***** EXERCISE INPUTS *****
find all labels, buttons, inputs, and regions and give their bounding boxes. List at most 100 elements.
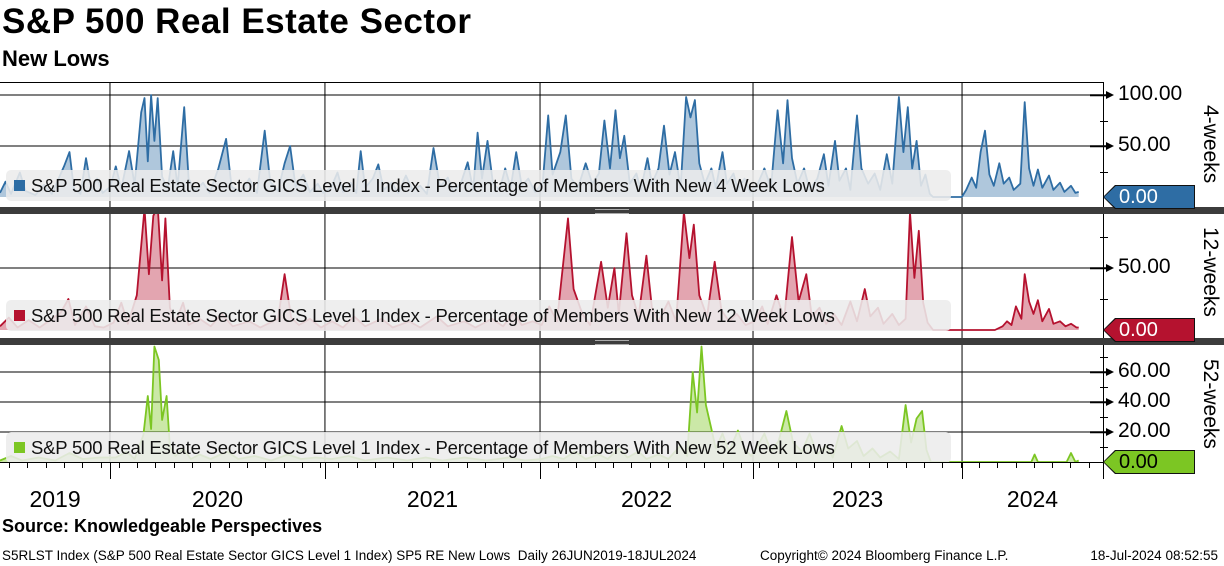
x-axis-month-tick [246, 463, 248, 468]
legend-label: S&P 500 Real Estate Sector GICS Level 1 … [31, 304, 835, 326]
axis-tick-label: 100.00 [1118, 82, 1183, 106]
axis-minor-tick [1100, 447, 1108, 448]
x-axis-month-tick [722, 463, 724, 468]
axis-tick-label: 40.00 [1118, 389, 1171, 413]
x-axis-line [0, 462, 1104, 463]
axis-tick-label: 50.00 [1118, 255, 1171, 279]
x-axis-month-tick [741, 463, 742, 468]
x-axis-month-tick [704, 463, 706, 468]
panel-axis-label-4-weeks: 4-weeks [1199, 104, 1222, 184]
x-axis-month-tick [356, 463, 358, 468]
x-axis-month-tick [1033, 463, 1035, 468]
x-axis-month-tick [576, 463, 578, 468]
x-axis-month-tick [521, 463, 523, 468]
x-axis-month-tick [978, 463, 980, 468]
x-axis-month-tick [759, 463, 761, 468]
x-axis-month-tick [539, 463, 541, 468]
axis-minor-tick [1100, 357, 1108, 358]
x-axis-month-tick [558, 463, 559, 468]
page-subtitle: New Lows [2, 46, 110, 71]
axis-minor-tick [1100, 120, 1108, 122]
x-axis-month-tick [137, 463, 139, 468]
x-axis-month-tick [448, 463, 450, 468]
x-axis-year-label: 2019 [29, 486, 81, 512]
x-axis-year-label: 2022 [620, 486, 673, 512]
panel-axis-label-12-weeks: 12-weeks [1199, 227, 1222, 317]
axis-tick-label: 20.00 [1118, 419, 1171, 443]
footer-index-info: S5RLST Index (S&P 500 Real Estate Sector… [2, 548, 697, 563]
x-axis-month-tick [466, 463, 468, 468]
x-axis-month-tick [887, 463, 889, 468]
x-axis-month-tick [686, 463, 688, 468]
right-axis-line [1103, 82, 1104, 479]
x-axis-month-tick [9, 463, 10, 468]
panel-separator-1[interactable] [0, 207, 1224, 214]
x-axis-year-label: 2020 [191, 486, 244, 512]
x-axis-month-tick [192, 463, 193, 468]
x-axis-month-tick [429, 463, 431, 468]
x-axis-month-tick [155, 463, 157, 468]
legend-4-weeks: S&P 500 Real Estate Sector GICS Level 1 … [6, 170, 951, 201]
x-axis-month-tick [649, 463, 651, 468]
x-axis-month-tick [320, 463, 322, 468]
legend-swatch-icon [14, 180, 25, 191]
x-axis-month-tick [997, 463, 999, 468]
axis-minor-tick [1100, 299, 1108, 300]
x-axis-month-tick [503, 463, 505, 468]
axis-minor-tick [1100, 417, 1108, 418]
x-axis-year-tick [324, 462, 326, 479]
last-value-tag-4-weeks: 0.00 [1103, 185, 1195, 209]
*****
- **EXERCISE REQUIREMENTS**: Change every "axis-minor-tick" in the rows above to "axis-small-tick" and leave all other text as it is. Omit the picture lines from your answer.

- **RESULT OF THIS TASK**:
find all labels, buttons, inputs, and regions and give their bounding boxes. List at most 100 elements.
x-axis-month-tick [246, 463, 248, 468]
legend-label: S&P 500 Real Estate Sector GICS Level 1 … [31, 304, 835, 326]
axis-tick-label: 100.00 [1118, 82, 1183, 106]
axis-small-tick [1100, 447, 1108, 448]
x-axis-month-tick [722, 463, 724, 468]
axis-tick-label: 40.00 [1118, 389, 1171, 413]
x-axis-line [0, 462, 1104, 463]
axis-tick-label: 50.00 [1118, 255, 1171, 279]
x-axis-month-tick [741, 463, 742, 468]
x-axis-month-tick [704, 463, 706, 468]
panel-axis-label-4-weeks: 4-weeks [1199, 104, 1222, 184]
x-axis-month-tick [356, 463, 358, 468]
x-axis-month-tick [1033, 463, 1035, 468]
x-axis-month-tick [576, 463, 578, 468]
x-axis-month-tick [521, 463, 523, 468]
x-axis-month-tick [978, 463, 980, 468]
x-axis-month-tick [759, 463, 761, 468]
x-axis-month-tick [539, 463, 541, 468]
axis-small-tick [1100, 357, 1108, 358]
x-axis-month-tick [558, 463, 559, 468]
page-subtitle: New Lows [2, 46, 110, 71]
axis-small-tick [1100, 120, 1108, 122]
x-axis-month-tick [137, 463, 139, 468]
x-axis-month-tick [448, 463, 450, 468]
x-axis-year-label: 2019 [29, 486, 81, 512]
x-axis-year-label: 2022 [620, 486, 673, 512]
panel-axis-label-12-weeks: 12-weeks [1199, 227, 1222, 317]
axis-tick-label: 20.00 [1118, 419, 1171, 443]
footer-index-info: S5RLST Index (S&P 500 Real Estate Sector… [2, 548, 697, 563]
x-axis-month-tick [466, 463, 468, 468]
x-axis-month-tick [887, 463, 889, 468]
x-axis-month-tick [686, 463, 688, 468]
right-axis-line [1103, 82, 1104, 479]
x-axis-month-tick [9, 463, 10, 468]
panel-separator-1[interactable] [0, 207, 1224, 214]
x-axis-year-label: 2020 [191, 486, 244, 512]
x-axis-month-tick [192, 463, 193, 468]
x-axis-month-tick [429, 463, 431, 468]
x-axis-month-tick [155, 463, 157, 468]
legend-4-weeks: S&P 500 Real Estate Sector GICS Level 1 … [6, 170, 951, 201]
x-axis-month-tick [649, 463, 651, 468]
x-axis-month-tick [320, 463, 322, 468]
legend-swatch-icon [14, 180, 25, 191]
x-axis-month-tick [997, 463, 999, 468]
axis-small-tick [1100, 299, 1108, 300]
x-axis-month-tick [503, 463, 505, 468]
axis-small-tick [1100, 417, 1108, 418]
x-axis-year-tick [324, 462, 326, 479]
last-value-tag-4-weeks: 0.00 [1103, 185, 1195, 209]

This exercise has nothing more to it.